**Given problem:** Output the material beneath exactly, leaving nothing out.

[Dataset items]
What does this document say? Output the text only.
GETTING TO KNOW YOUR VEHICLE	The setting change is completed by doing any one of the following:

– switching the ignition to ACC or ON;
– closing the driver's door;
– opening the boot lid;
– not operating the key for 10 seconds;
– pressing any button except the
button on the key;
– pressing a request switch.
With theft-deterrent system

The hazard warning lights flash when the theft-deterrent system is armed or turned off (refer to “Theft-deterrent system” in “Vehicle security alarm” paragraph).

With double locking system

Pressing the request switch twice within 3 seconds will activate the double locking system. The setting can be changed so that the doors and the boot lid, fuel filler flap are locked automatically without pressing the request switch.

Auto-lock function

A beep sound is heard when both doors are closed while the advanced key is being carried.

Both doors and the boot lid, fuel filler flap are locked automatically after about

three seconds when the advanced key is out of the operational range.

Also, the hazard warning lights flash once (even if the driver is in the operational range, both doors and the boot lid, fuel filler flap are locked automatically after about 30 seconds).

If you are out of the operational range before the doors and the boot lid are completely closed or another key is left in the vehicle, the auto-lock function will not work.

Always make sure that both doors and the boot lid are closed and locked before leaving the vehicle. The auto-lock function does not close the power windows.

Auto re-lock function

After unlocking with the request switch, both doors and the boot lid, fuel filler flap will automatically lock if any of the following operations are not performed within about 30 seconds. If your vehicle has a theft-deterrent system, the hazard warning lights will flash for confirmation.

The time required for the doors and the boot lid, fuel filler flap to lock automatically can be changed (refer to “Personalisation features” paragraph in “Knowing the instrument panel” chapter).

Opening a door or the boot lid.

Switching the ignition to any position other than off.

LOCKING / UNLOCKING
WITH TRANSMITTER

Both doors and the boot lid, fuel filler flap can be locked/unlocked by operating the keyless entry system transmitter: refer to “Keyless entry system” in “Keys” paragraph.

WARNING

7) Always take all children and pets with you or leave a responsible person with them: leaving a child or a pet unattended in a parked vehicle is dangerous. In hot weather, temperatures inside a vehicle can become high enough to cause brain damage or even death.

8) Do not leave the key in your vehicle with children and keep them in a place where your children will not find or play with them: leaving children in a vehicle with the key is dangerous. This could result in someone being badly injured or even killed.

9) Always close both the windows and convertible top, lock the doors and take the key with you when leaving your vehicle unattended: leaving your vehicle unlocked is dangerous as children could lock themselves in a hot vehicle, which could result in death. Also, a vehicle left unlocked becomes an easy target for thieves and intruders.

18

**Response:**
What does this document say? Output the text only.
GETTING TO KNOW YOUR VEHICLE	The setting change is completed by doing any one of the following:

– switching the ignition to ACC or ON;
– closing the driver's door;
– opening the boot lid;
– not operating the key for 10 seconds;
– pressing any button except the
button on the key;
– pressing a request switch.
With theft-deterrent system

The hazard warning lights flash when the theft-deterrent system is armed or turned off (refer to “Theft-deterrent system” in “Vehicle security alarm” paragraph).

With double locking system

Pressing the request switch twice within 3 seconds will activate the double locking system. The setting can be changed so that the doors and the boot lid, fuel filler flap are locked automatically without pressing the request switch.

Auto-lock function

A beep sound is heard when both doors are closed while the advanced key is being carried.

Both doors and the boot lid, fuel filler flap are locked automatically after about

three seconds when the advanced key is out of the operational range.

Also, the hazard warning lights flash once (even if the driver is in the operational range, both doors and the boot lid, fuel filler flap are locked automatically after about 30 seconds).

If you are out of the operational range before the doors and the boot lid are completely closed or another key is left in the vehicle, the auto-lock function will not work.

Always make sure that both doors and the boot lid are closed and locked before leaving the vehicle. The auto-lock function does not close the power windows.

Auto re-lock function

After unlocking with the request switch, both doors and the boot lid, fuel filler flap will automatically lock if any of the following operations are not performed within about 30 seconds. If your vehicle has a theft-deterrent system, the hazard warning lights will flash for confirmation.

The time required for the doors and the boot lid, fuel filler flap to lock automatically can be changed (refer to “Personalisation features” paragraph in “Knowing the instrument panel” chapter).

Opening a door or the boot lid.

Switching the ignition to any position other than off.

LOCKING / UNLOCKING
WITH TRANSMITTER

Both doors and the boot lid, fuel filler flap can be locked/unlocked by operating the keyless entry system transmitter: refer to “Keyless entry system” in “Keys” paragraph.

WARNING

7) Always take all children and pets with you or leave a responsible person with them: leaving a child or a pet unattended in a parked vehicle is dangerous. In hot weather, temperatures inside a vehicle can become high enough to cause brain damage or even death.

8) Do not leave the key in your vehicle with children and keep them in a place where your children will not find or play with them: leaving children in a vehicle with the key is dangerous. This could result in someone being badly injured or even killed.

9) Always close both the windows and convertible top, lock the doors and take the key with you when leaving your vehicle unattended: leaving your vehicle unlocked is dangerous as children could lock themselves in a hot vehicle, which could result in death. Also, a vehicle left unlocked becomes an easy target for thieves and intruders.

18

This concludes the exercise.